— start EXERCISE MATERIALS —

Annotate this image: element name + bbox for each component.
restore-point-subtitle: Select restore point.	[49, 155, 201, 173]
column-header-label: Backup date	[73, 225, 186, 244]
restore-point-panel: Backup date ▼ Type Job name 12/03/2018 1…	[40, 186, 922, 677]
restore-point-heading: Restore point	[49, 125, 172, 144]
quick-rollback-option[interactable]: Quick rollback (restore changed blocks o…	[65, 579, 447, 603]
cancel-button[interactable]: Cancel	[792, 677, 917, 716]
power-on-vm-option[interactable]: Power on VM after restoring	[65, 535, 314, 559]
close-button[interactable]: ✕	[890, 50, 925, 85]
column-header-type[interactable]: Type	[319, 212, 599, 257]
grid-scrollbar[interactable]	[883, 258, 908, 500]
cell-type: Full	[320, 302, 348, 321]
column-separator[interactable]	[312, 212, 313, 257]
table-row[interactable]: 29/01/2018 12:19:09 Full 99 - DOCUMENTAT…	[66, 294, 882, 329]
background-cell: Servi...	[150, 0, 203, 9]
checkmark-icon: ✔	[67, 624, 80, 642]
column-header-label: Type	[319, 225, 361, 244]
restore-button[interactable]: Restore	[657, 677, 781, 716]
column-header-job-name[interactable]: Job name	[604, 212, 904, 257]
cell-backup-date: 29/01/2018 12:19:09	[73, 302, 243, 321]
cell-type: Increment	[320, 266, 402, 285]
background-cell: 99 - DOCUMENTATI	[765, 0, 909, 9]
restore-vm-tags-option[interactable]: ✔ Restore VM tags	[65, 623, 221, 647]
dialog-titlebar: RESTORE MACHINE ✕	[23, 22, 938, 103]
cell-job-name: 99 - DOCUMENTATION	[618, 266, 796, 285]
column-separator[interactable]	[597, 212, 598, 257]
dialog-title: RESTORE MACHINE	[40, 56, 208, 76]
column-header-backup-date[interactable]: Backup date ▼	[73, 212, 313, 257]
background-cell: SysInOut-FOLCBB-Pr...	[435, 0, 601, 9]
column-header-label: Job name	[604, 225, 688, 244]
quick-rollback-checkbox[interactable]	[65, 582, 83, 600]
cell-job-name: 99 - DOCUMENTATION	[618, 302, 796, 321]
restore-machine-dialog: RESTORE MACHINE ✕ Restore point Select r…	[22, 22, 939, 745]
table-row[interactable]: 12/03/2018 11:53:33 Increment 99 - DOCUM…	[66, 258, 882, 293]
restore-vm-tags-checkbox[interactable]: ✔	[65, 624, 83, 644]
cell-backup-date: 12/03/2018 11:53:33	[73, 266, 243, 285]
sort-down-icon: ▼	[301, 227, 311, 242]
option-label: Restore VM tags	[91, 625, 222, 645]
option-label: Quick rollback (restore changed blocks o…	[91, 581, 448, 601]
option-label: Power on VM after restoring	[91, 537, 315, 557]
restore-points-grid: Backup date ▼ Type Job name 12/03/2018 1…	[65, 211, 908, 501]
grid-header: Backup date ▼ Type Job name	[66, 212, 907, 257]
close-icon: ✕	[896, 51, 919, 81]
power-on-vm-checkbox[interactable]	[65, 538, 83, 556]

— end EXERCISE MATERIALS —
— start EXERCISE MATERIALS —

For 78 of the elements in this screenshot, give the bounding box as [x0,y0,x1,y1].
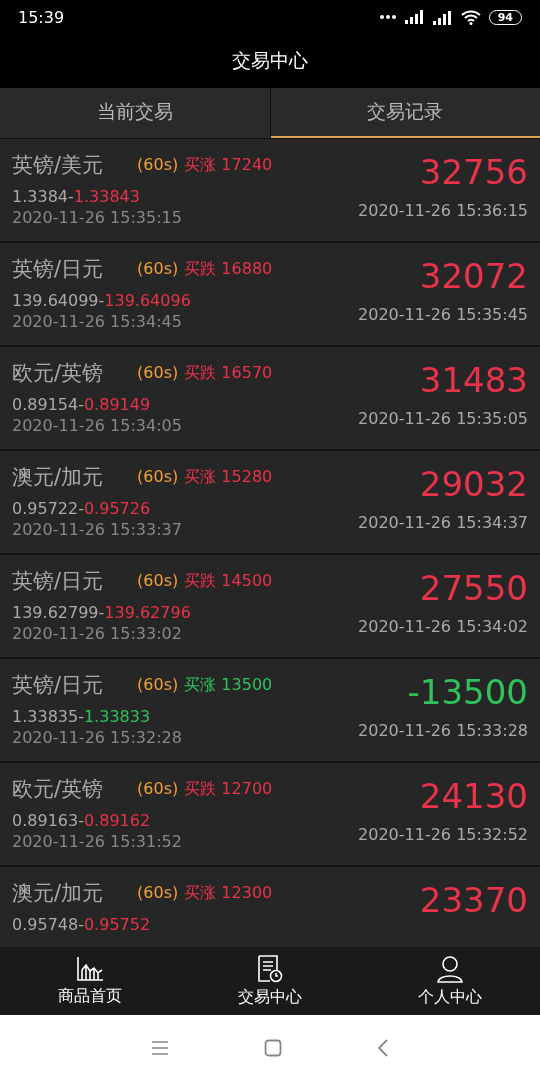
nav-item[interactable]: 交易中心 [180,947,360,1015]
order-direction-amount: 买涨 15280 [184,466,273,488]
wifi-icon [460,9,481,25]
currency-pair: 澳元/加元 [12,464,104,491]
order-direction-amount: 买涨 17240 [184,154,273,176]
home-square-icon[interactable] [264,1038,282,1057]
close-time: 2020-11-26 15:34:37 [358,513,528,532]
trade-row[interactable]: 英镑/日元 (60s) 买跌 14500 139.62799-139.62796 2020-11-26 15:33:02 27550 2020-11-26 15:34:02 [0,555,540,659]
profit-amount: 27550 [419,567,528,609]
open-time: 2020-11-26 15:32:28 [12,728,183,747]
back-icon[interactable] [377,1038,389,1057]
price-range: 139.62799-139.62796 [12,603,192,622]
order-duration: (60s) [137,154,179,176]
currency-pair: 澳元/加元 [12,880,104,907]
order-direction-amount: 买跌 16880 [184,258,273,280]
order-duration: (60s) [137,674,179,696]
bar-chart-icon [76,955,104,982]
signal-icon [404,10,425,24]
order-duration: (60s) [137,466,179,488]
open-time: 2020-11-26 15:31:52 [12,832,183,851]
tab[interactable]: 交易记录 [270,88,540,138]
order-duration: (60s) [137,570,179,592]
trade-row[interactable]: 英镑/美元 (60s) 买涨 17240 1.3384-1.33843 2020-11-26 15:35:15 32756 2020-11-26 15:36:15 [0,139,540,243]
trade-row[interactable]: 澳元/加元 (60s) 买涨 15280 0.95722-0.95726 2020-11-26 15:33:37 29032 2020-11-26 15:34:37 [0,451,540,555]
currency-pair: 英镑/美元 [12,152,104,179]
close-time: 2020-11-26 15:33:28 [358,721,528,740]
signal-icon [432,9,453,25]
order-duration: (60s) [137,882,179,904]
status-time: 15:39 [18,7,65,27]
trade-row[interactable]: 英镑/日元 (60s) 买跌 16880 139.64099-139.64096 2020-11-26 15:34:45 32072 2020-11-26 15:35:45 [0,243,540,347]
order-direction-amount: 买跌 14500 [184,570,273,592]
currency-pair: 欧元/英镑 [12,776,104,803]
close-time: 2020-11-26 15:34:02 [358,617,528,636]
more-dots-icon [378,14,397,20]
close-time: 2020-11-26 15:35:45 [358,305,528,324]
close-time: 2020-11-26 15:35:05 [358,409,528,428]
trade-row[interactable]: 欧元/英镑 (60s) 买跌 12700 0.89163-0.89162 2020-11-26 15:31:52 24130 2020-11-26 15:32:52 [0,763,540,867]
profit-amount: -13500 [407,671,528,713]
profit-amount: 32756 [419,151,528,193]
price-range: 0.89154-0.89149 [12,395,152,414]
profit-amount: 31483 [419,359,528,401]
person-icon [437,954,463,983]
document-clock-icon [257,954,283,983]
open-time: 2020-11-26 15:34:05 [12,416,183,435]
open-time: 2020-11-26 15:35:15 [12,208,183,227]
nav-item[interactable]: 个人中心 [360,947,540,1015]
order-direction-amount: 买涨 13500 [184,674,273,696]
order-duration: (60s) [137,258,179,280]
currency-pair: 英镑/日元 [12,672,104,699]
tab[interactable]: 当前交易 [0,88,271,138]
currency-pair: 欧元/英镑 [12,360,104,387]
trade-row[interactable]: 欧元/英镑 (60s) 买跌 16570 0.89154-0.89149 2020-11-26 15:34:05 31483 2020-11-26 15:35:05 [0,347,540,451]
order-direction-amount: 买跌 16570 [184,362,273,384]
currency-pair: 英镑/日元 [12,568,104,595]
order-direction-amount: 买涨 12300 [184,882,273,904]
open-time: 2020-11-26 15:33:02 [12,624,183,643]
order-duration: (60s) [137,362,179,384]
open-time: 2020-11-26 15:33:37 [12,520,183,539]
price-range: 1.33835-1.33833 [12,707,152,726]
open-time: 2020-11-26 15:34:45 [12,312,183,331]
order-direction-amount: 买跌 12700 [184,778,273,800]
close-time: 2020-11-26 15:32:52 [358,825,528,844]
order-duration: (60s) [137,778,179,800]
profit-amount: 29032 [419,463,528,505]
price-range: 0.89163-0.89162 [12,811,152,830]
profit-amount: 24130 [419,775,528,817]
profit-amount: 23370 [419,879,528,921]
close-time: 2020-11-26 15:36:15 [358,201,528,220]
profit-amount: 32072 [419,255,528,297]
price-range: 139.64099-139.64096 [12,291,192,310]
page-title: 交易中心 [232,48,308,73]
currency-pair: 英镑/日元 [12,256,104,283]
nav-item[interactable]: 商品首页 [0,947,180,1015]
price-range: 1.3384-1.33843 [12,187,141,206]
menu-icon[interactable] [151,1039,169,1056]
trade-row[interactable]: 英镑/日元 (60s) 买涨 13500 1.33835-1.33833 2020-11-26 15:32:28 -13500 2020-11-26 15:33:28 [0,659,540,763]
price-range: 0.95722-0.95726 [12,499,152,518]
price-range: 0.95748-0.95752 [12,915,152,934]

— end EXERCISE MATERIALS —
— start EXERCISE MATERIALS —

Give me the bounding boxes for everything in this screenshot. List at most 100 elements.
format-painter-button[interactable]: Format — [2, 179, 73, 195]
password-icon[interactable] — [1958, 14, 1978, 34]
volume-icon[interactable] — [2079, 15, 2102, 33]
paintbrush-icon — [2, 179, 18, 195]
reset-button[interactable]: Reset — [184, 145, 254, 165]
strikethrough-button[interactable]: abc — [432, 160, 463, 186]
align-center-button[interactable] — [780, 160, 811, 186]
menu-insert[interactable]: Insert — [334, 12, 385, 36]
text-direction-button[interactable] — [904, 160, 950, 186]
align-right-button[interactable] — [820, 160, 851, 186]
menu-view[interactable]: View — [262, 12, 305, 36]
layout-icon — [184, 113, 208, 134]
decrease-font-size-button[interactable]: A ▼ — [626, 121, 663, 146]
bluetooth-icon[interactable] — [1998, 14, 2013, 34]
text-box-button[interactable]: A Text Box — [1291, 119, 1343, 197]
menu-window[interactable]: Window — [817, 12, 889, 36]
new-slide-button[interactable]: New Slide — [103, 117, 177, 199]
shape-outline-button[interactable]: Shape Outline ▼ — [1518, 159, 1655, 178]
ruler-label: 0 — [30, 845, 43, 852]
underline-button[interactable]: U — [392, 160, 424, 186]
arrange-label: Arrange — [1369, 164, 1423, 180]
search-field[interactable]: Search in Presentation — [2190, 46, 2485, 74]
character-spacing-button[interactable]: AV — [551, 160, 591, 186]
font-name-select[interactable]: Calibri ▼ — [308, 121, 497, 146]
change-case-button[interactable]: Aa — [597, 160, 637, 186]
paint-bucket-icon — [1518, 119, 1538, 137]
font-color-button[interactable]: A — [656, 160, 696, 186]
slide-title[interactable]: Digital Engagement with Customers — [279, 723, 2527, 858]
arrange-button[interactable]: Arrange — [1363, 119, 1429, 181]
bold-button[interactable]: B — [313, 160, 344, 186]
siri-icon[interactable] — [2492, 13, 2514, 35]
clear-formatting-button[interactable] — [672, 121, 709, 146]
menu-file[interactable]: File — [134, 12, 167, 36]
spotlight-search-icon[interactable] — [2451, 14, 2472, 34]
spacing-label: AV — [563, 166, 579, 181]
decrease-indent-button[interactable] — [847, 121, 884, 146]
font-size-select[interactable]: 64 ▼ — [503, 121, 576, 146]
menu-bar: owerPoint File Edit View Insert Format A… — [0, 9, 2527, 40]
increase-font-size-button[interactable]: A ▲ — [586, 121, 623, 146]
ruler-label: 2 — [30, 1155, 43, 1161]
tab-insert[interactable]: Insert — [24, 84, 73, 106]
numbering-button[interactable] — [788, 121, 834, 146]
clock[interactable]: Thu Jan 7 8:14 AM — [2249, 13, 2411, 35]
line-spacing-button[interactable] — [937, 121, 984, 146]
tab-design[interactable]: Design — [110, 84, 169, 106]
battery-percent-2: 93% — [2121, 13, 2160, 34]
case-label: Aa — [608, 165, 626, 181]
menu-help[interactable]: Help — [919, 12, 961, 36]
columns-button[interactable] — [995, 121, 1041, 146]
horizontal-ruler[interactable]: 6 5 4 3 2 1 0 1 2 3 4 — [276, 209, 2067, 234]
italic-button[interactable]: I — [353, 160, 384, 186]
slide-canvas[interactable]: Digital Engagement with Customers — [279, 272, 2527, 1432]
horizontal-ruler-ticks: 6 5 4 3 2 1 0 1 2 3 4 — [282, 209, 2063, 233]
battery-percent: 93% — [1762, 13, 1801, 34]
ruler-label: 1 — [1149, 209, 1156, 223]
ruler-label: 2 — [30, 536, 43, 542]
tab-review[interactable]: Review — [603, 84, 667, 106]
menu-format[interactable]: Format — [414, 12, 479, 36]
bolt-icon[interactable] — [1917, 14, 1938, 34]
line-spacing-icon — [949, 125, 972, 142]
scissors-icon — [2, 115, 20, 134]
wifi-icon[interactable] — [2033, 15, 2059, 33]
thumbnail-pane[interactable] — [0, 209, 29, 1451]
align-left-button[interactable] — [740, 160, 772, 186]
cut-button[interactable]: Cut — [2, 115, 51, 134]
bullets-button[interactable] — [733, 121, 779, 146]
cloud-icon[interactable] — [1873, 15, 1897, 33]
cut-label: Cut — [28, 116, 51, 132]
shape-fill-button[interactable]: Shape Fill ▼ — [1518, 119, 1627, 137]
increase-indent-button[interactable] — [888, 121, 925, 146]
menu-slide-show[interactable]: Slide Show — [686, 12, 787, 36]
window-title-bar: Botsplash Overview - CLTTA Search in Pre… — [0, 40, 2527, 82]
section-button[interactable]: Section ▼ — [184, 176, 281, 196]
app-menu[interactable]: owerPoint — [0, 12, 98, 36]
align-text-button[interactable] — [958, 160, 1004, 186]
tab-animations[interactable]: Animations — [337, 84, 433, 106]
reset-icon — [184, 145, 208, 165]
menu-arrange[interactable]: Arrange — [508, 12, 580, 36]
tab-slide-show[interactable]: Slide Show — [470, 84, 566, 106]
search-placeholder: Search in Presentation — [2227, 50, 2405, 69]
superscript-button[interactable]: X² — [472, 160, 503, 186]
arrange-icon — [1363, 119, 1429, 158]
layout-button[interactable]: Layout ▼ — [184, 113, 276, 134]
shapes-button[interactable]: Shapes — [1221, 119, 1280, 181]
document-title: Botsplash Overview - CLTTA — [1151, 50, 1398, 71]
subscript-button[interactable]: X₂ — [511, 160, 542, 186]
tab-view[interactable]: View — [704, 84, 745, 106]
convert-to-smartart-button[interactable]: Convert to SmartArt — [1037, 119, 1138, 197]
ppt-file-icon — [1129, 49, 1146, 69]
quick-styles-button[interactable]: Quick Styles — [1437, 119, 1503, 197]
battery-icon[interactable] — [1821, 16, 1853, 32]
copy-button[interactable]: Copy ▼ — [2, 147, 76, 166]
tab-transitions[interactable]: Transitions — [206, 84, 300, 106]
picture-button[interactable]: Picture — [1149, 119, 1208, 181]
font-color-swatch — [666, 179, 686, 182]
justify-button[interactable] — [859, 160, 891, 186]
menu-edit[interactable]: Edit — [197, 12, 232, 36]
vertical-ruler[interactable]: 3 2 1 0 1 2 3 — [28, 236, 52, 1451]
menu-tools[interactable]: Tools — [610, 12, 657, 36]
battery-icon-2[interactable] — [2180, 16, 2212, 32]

— end EXERCISE MATERIALS —

STATED GOAL
Revise the rows from the line containing "Annotate this image: element" through the line containing "677, 917, 716]" by replacing "Backup date" with "Backup time" and leaving all other text unchanged. Give only those lines.

SOLUTION TO THIS EXERCISE
Annotate this image: element name + bbox for each component.
restore-point-subtitle: Select restore point.	[49, 155, 201, 173]
column-header-label: Backup time	[73, 225, 186, 244]
restore-point-panel: Backup time ▼ Type Job name 12/03/2018 1…	[40, 186, 922, 677]
restore-point-heading: Restore point	[49, 125, 172, 144]
quick-rollback-option[interactable]: Quick rollback (restore changed blocks o…	[65, 579, 447, 603]
cancel-button[interactable]: Cancel	[792, 677, 917, 716]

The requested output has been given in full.